===== Given records
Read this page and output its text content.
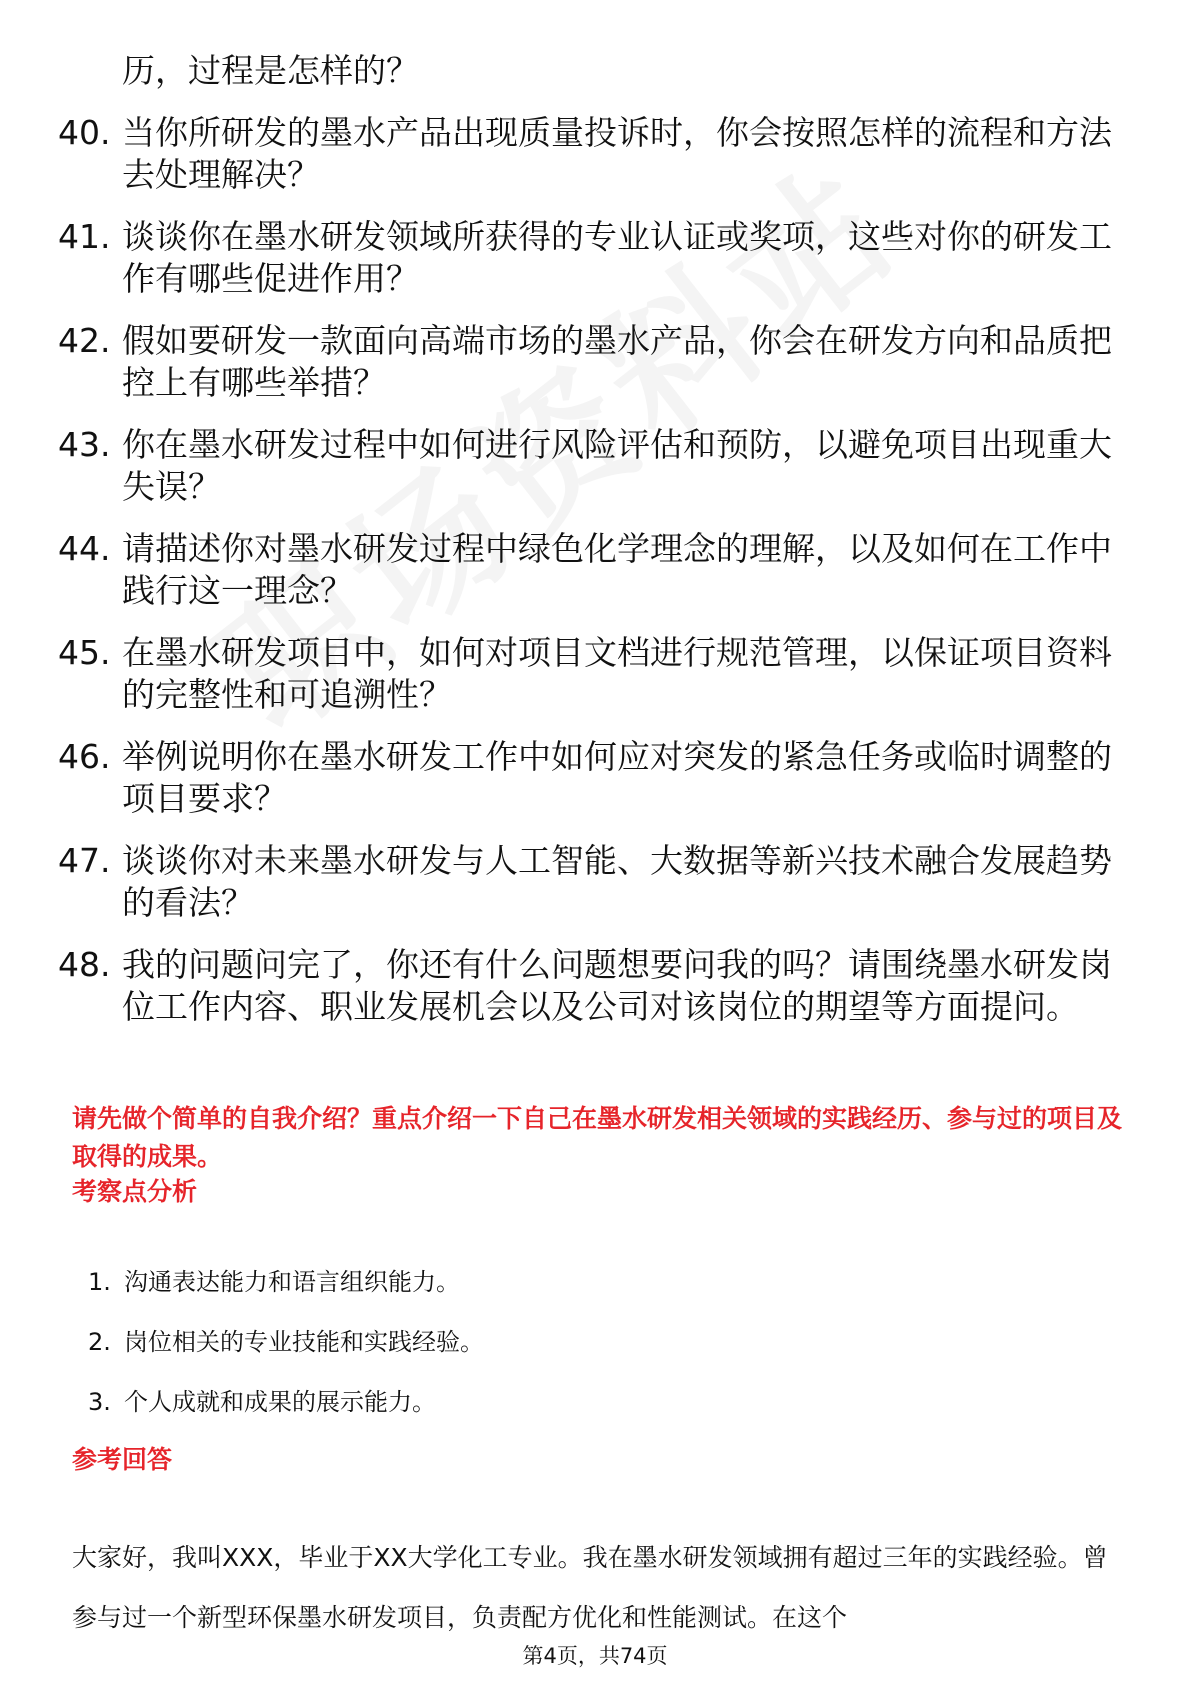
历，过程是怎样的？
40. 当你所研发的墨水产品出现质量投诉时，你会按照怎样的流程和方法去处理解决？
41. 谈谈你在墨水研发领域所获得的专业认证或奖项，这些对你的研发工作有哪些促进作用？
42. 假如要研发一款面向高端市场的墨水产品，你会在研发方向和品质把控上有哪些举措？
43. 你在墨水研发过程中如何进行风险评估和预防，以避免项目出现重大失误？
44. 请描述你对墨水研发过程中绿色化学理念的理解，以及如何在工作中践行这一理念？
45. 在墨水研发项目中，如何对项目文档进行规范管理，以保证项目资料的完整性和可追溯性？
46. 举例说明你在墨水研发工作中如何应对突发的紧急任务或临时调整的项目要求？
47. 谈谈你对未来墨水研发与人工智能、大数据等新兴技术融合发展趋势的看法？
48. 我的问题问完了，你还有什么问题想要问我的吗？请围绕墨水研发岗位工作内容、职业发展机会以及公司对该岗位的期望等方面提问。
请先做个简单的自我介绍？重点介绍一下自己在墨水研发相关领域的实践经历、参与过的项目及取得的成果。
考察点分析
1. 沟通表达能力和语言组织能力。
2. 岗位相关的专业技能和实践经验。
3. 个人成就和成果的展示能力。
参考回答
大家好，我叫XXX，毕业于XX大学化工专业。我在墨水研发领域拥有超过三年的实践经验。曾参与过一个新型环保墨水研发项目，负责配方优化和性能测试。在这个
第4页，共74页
==========
Reproduce each record above by retyping it exactly; omit all images.

Read this page and output its text content.
历，过程是怎样的？
40. 当你所研发的墨水产品出现质量投诉时，你会按照怎样的流程和方法去处理解决？
41. 谈谈你在墨水研发领域所获得的专业认证或奖项，这些对你的研发工作有哪些促进作用？
42. 假如要研发一款面向高端市场的墨水产品，你会在研发方向和品质把控上有哪些举措？
43. 你在墨水研发过程中如何进行风险评估和预防，以避免项目出现重大失误？
44. 请描述你对墨水研发过程中绿色化学理念的理解，以及如何在工作中践行这一理念？
45. 在墨水研发项目中，如何对项目文档进行规范管理，以保证项目资料的完整性和可追溯性？
46. 举例说明你在墨水研发工作中如何应对突发的紧急任务或临时调整的项目要求？
47. 谈谈你对未来墨水研发与人工智能、大数据等新兴技术融合发展趋势的看法？
48. 我的问题问完了，你还有什么问题想要问我的吗？请围绕墨水研发岗位工作内容、职业发展机会以及公司对该岗位的期望等方面提问。
请先做个简单的自我介绍？重点介绍一下自己在墨水研发相关领域的实践经历、参与过的项目及取得的成果。
考察点分析
1. 沟通表达能力和语言组织能力。
2. 岗位相关的专业技能和实践经验。
3. 个人成就和成果的展示能力。
参考回答
大家好，我叫XXX，毕业于XX大学化工专业。我在墨水研发领域拥有超过三年的实践经验。曾参与过一个新型环保墨水研发项目，负责配方优化和性能测试。在这个
第4页，共74页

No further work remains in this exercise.